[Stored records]
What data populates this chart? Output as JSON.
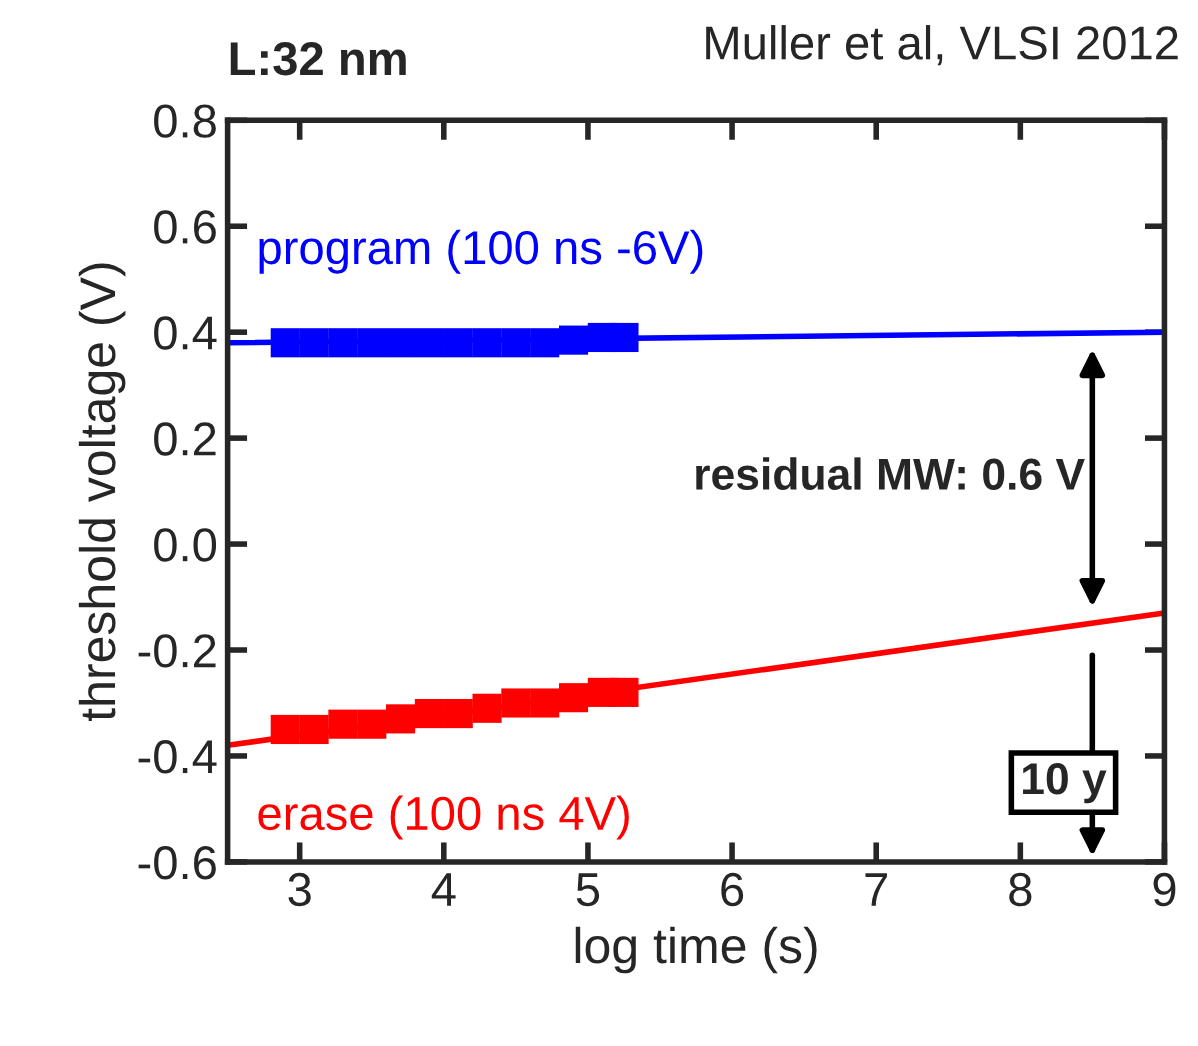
{
  "chart_data": {
    "type": "line",
    "xlabel": "log time (s)",
    "ylabel": "threshold voltage (V)",
    "xlim": [
      2.5,
      9
    ],
    "xticks": [
      3,
      4,
      5,
      6,
      7,
      8,
      9
    ],
    "ylim": [
      -0.6,
      0.8
    ],
    "yticks": [
      -0.6,
      -0.4,
      -0.2,
      {
        "value": 0,
        "label": "0.0"
      },
      0.2,
      0.4,
      0.6,
      0.8
    ],
    "grid": false,
    "legend": false,
    "series": [
      {
        "type": "scatter",
        "marker": "square",
        "name": "program (100 ns -6V)",
        "color": "#0000ff",
        "x": [
          2.9,
          3.1,
          3.3,
          3.5,
          3.7,
          3.9,
          4.1,
          4.3,
          4.5,
          4.7,
          4.9,
          5.1,
          5.25
        ],
        "values": [
          0.38,
          0.38,
          0.38,
          0.38,
          0.38,
          0.38,
          0.38,
          0.38,
          0.38,
          0.38,
          0.385,
          0.39,
          0.39
        ]
      },
      {
        "color": "#0000ff",
        "x": [
          2.5,
          9
        ],
        "values": [
          0.38,
          0.4
        ]
      },
      {
        "type": "scatter",
        "marker": "square",
        "name": "erase (100 ns 4V)",
        "color": "#ff0000",
        "x": [
          2.9,
          3.1,
          3.3,
          3.5,
          3.7,
          3.9,
          4.1,
          4.3,
          4.5,
          4.7,
          4.9,
          5.1,
          5.25
        ],
        "values": [
          -0.35,
          -0.35,
          -0.34,
          -0.34,
          -0.33,
          -0.32,
          -0.32,
          -0.31,
          -0.3,
          -0.3,
          -0.29,
          -0.28,
          -0.28
        ]
      },
      {
        "color": "#ff0000",
        "x": [
          2.5,
          9
        ],
        "values": [
          -0.38,
          -0.13
        ]
      }
    ],
    "annotations": [
      "L:32 nm",
      "Muller et al, VLSI 2012",
      "residual MW: 0.6 V",
      "10 y"
    ]
  }
}
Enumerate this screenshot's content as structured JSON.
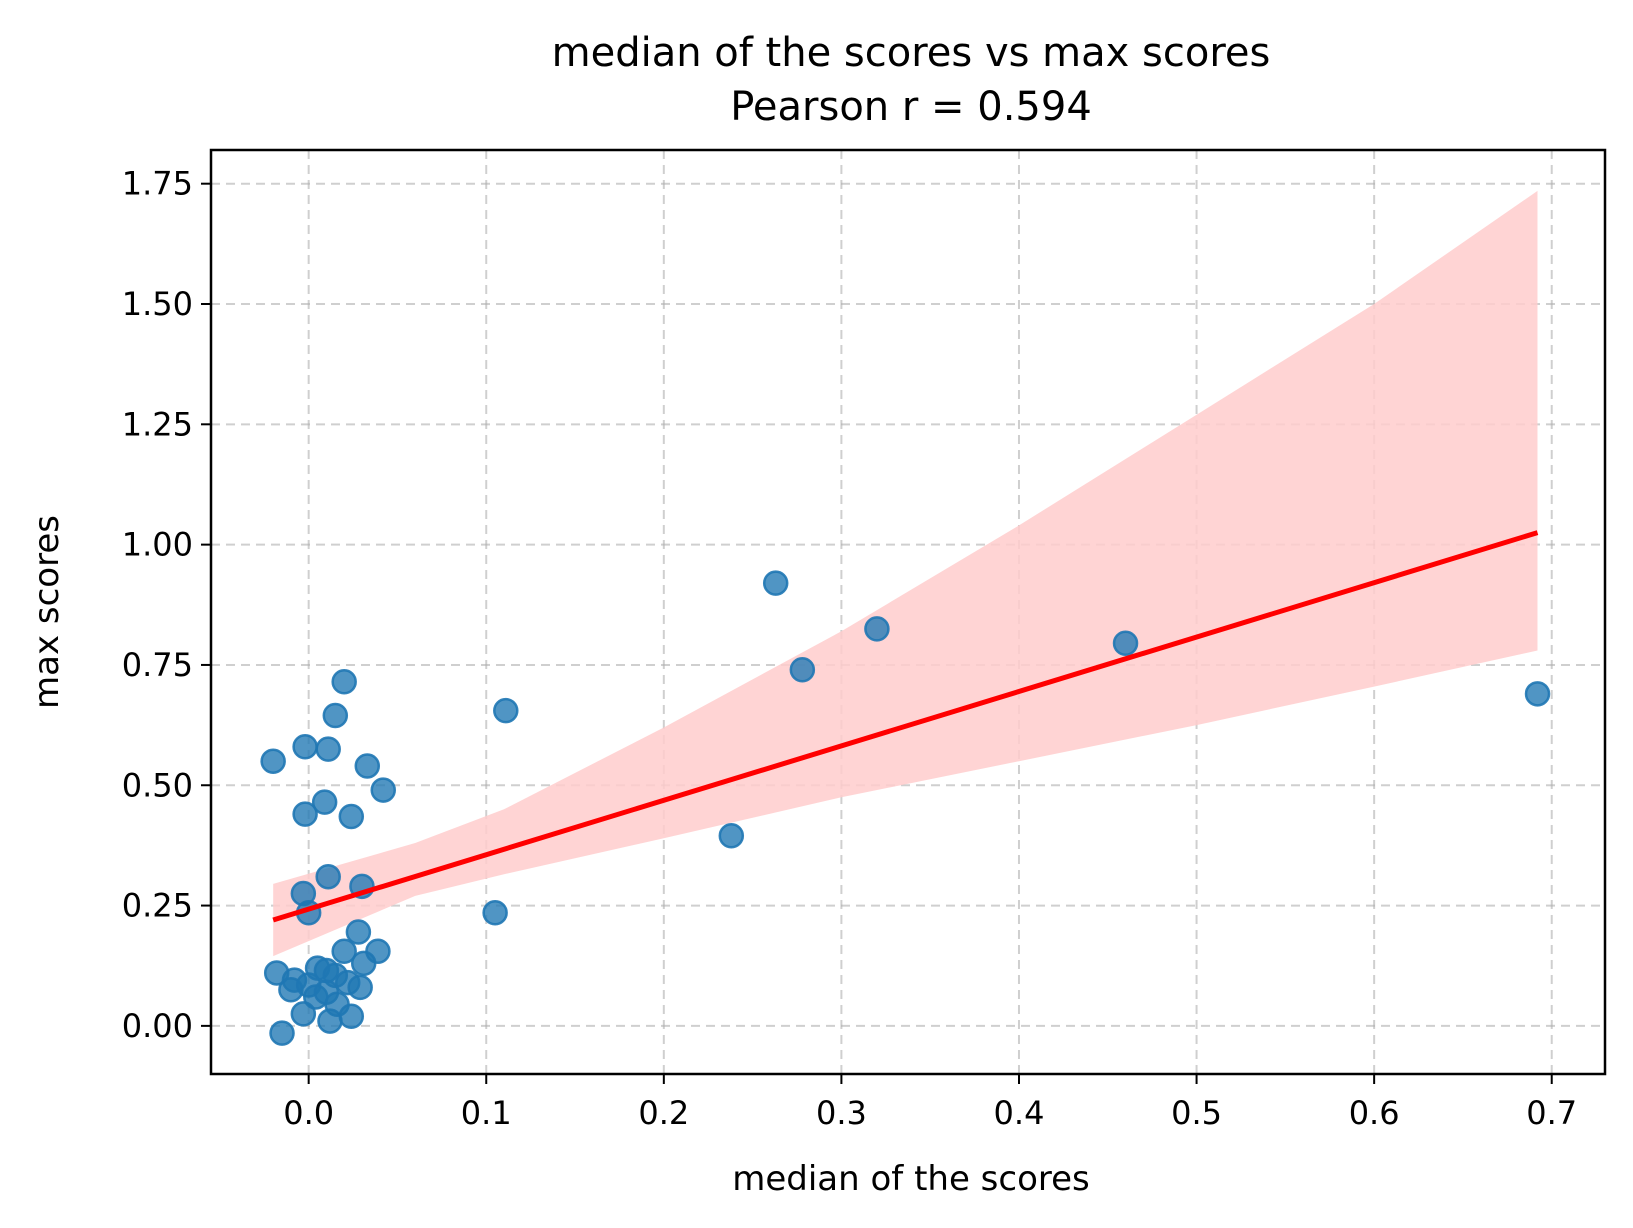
{
  "chart_data": {
    "type": "scatter",
    "title": "median of the scores vs max scores",
    "subtitle": "Pearson r = 0.594",
    "xlabel": "median of the scores",
    "ylabel": "max scores",
    "xlim": [
      -0.055,
      0.73
    ],
    "ylim": [
      -0.1,
      1.82
    ],
    "xticks": [
      0.0,
      0.1,
      0.2,
      0.3,
      0.4,
      0.5,
      0.6,
      0.7
    ],
    "xtick_labels": [
      "0.0",
      "0.1",
      "0.2",
      "0.3",
      "0.4",
      "0.5",
      "0.6",
      "0.7"
    ],
    "yticks": [
      0.0,
      0.25,
      0.5,
      0.75,
      1.0,
      1.25,
      1.5,
      1.75
    ],
    "ytick_labels": [
      "0.00",
      "0.25",
      "0.50",
      "0.75",
      "1.00",
      "1.25",
      "1.50",
      "1.75"
    ],
    "grid": true,
    "colors": {
      "points": "#1f77b4",
      "fit_line": "#ff0000",
      "ci_band": "#ffcccc"
    },
    "points": [
      {
        "x": -0.02,
        "y": 0.55
      },
      {
        "x": -0.002,
        "y": 0.58
      },
      {
        "x": 0.011,
        "y": 0.575
      },
      {
        "x": 0.015,
        "y": 0.645
      },
      {
        "x": 0.02,
        "y": 0.715
      },
      {
        "x": 0.033,
        "y": 0.54
      },
      {
        "x": 0.042,
        "y": 0.49
      },
      {
        "x": -0.002,
        "y": 0.44
      },
      {
        "x": 0.009,
        "y": 0.465
      },
      {
        "x": 0.024,
        "y": 0.435
      },
      {
        "x": 0.011,
        "y": 0.31
      },
      {
        "x": 0.03,
        "y": 0.29
      },
      {
        "x": -0.003,
        "y": 0.275
      },
      {
        "x": 0.0,
        "y": 0.235
      },
      {
        "x": 0.028,
        "y": 0.195
      },
      {
        "x": 0.02,
        "y": 0.155
      },
      {
        "x": 0.039,
        "y": 0.155
      },
      {
        "x": 0.031,
        "y": 0.13
      },
      {
        "x": -0.018,
        "y": 0.11
      },
      {
        "x": -0.008,
        "y": 0.095
      },
      {
        "x": -0.01,
        "y": 0.075
      },
      {
        "x": 0.0,
        "y": 0.085
      },
      {
        "x": 0.005,
        "y": 0.12
      },
      {
        "x": 0.01,
        "y": 0.115
      },
      {
        "x": 0.015,
        "y": 0.105
      },
      {
        "x": 0.004,
        "y": 0.06
      },
      {
        "x": 0.01,
        "y": 0.07
      },
      {
        "x": 0.022,
        "y": 0.09
      },
      {
        "x": 0.029,
        "y": 0.08
      },
      {
        "x": 0.016,
        "y": 0.045
      },
      {
        "x": -0.003,
        "y": 0.025
      },
      {
        "x": 0.012,
        "y": 0.01
      },
      {
        "x": 0.024,
        "y": 0.02
      },
      {
        "x": -0.015,
        "y": -0.015
      },
      {
        "x": 0.105,
        "y": 0.235
      },
      {
        "x": 0.111,
        "y": 0.655
      },
      {
        "x": 0.238,
        "y": 0.395
      },
      {
        "x": 0.263,
        "y": 0.92
      },
      {
        "x": 0.278,
        "y": 0.74
      },
      {
        "x": 0.32,
        "y": 0.825
      },
      {
        "x": 0.46,
        "y": 0.795
      },
      {
        "x": 0.692,
        "y": 0.69
      }
    ],
    "regression": {
      "x": [
        -0.02,
        0.692
      ],
      "y": [
        0.22,
        1.025
      ]
    },
    "ci_band": {
      "x": [
        -0.02,
        0.06,
        0.11,
        0.2,
        0.3,
        0.4,
        0.5,
        0.6,
        0.692
      ],
      "lower": [
        0.145,
        0.27,
        0.315,
        0.39,
        0.475,
        0.55,
        0.625,
        0.705,
        0.78
      ],
      "upper": [
        0.295,
        0.38,
        0.45,
        0.62,
        0.82,
        1.04,
        1.27,
        1.5,
        1.735
      ]
    }
  }
}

What to produce:
The data above needs to be retyped exactly, with the images left out.

Exercise answer:
What data populates this chart? Output as JSON.
{
  "chart_data": {
    "type": "line",
    "xlabel": "log time (s)",
    "ylabel": "threshold voltage (V)",
    "xlim": [
      2.5,
      9
    ],
    "xticks": [
      3,
      4,
      5,
      6,
      7,
      8,
      9
    ],
    "ylim": [
      -0.6,
      0.8
    ],
    "yticks": [
      -0.6,
      -0.4,
      -0.2,
      {
        "value": 0,
        "label": "0.0"
      },
      0.2,
      0.4,
      0.6,
      0.8
    ],
    "grid": false,
    "legend": false,
    "series": [
      {
        "type": "scatter",
        "marker": "square",
        "name": "program (100 ns -6V)",
        "color": "#0000ff",
        "x": [
          2.9,
          3.1,
          3.3,
          3.5,
          3.7,
          3.9,
          4.1,
          4.3,
          4.5,
          4.7,
          4.9,
          5.1,
          5.25
        ],
        "values": [
          0.38,
          0.38,
          0.38,
          0.38,
          0.38,
          0.38,
          0.38,
          0.38,
          0.38,
          0.38,
          0.385,
          0.39,
          0.39
        ]
      },
      {
        "color": "#0000ff",
        "x": [
          2.5,
          9
        ],
        "values": [
          0.38,
          0.4
        ]
      },
      {
        "type": "scatter",
        "marker": "square",
        "name": "erase (100 ns 4V)",
        "color": "#ff0000",
        "x": [
          2.9,
          3.1,
          3.3,
          3.5,
          3.7,
          3.9,
          4.1,
          4.3,
          4.5,
          4.7,
          4.9,
          5.1,
          5.25
        ],
        "values": [
          -0.35,
          -0.35,
          -0.34,
          -0.34,
          -0.33,
          -0.32,
          -0.32,
          -0.31,
          -0.3,
          -0.3,
          -0.29,
          -0.28,
          -0.28
        ]
      },
      {
        "color": "#ff0000",
        "x": [
          2.5,
          9
        ],
        "values": [
          -0.38,
          -0.13
        ]
      }
    ],
    "annotations": [
      "L:32 nm",
      "Muller et al, VLSI 2012",
      "residual MW: 0.6 V",
      "10 y"
    ]
  }
}
Enumerate this screenshot's content as structured JSON.
{
  "chart_data": {
    "type": "scatter",
    "title": "median of the scores vs max scores",
    "subtitle": "Pearson r = 0.594",
    "xlabel": "median of the scores",
    "ylabel": "max scores",
    "xlim": [
      -0.055,
      0.73
    ],
    "ylim": [
      -0.1,
      1.82
    ],
    "xticks": [
      0.0,
      0.1,
      0.2,
      0.3,
      0.4,
      0.5,
      0.6,
      0.7
    ],
    "xtick_labels": [
      "0.0",
      "0.1",
      "0.2",
      "0.3",
      "0.4",
      "0.5",
      "0.6",
      "0.7"
    ],
    "yticks": [
      0.0,
      0.25,
      0.5,
      0.75,
      1.0,
      1.25,
      1.5,
      1.75
    ],
    "ytick_labels": [
      "0.00",
      "0.25",
      "0.50",
      "0.75",
      "1.00",
      "1.25",
      "1.50",
      "1.75"
    ],
    "grid": true,
    "colors": {
      "points": "#1f77b4",
      "fit_line": "#ff0000",
      "ci_band": "#ffcccc"
    },
    "points": [
      {
        "x": -0.02,
        "y": 0.55
      },
      {
        "x": -0.002,
        "y": 0.58
      },
      {
        "x": 0.011,
        "y": 0.575
      },
      {
        "x": 0.015,
        "y": 0.645
      },
      {
        "x": 0.02,
        "y": 0.715
      },
      {
        "x": 0.033,
        "y": 0.54
      },
      {
        "x": 0.042,
        "y": 0.49
      },
      {
        "x": -0.002,
        "y": 0.44
      },
      {
        "x": 0.009,
        "y": 0.465
      },
      {
        "x": 0.024,
        "y": 0.435
      },
      {
        "x": 0.011,
        "y": 0.31
      },
      {
        "x": 0.03,
        "y": 0.29
      },
      {
        "x": -0.003,
        "y": 0.275
      },
      {
        "x": 0.0,
        "y": 0.235
      },
      {
        "x": 0.028,
        "y": 0.195
      },
      {
        "x": 0.02,
        "y": 0.155
      },
      {
        "x": 0.039,
        "y": 0.155
      },
      {
        "x": 0.031,
        "y": 0.13
      },
      {
        "x": -0.018,
        "y": 0.11
      },
      {
        "x": -0.008,
        "y": 0.095
      },
      {
        "x": -0.01,
        "y": 0.075
      },
      {
        "x": 0.0,
        "y": 0.085
      },
      {
        "x": 0.005,
        "y": 0.12
      },
      {
        "x": 0.01,
        "y": 0.115
      },
      {
        "x": 0.015,
        "y": 0.105
      },
      {
        "x": 0.004,
        "y": 0.06
      },
      {
        "x": 0.01,
        "y": 0.07
      },
      {
        "x": 0.022,
        "y": 0.09
      },
      {
        "x": 0.029,
        "y": 0.08
      },
      {
        "x": 0.016,
        "y": 0.045
      },
      {
        "x": -0.003,
        "y": 0.025
      },
      {
        "x": 0.012,
        "y": 0.01
      },
      {
        "x": 0.024,
        "y": 0.02
      },
      {
        "x": -0.015,
        "y": -0.015
      },
      {
        "x": 0.105,
        "y": 0.235
      },
      {
        "x": 0.111,
        "y": 0.655
      },
      {
        "x": 0.238,
        "y": 0.395
      },
      {
        "x": 0.263,
        "y": 0.92
      },
      {
        "x": 0.278,
        "y": 0.74
      },
      {
        "x": 0.32,
        "y": 0.825
      },
      {
        "x": 0.46,
        "y": 0.795
      },
      {
        "x": 0.692,
        "y": 0.69
      }
    ],
    "regression": {
      "x": [
        -0.02,
        0.692
      ],
      "y": [
        0.22,
        1.025
      ]
    },
    "ci_band": {
      "x": [
        -0.02,
        0.06,
        0.11,
        0.2,
        0.3,
        0.4,
        0.5,
        0.6,
        0.692
      ],
      "lower": [
        0.145,
        0.27,
        0.315,
        0.39,
        0.475,
        0.55,
        0.625,
        0.705,
        0.78
      ],
      "upper": [
        0.295,
        0.38,
        0.45,
        0.62,
        0.82,
        1.04,
        1.27,
        1.5,
        1.735
      ]
    }
  }
}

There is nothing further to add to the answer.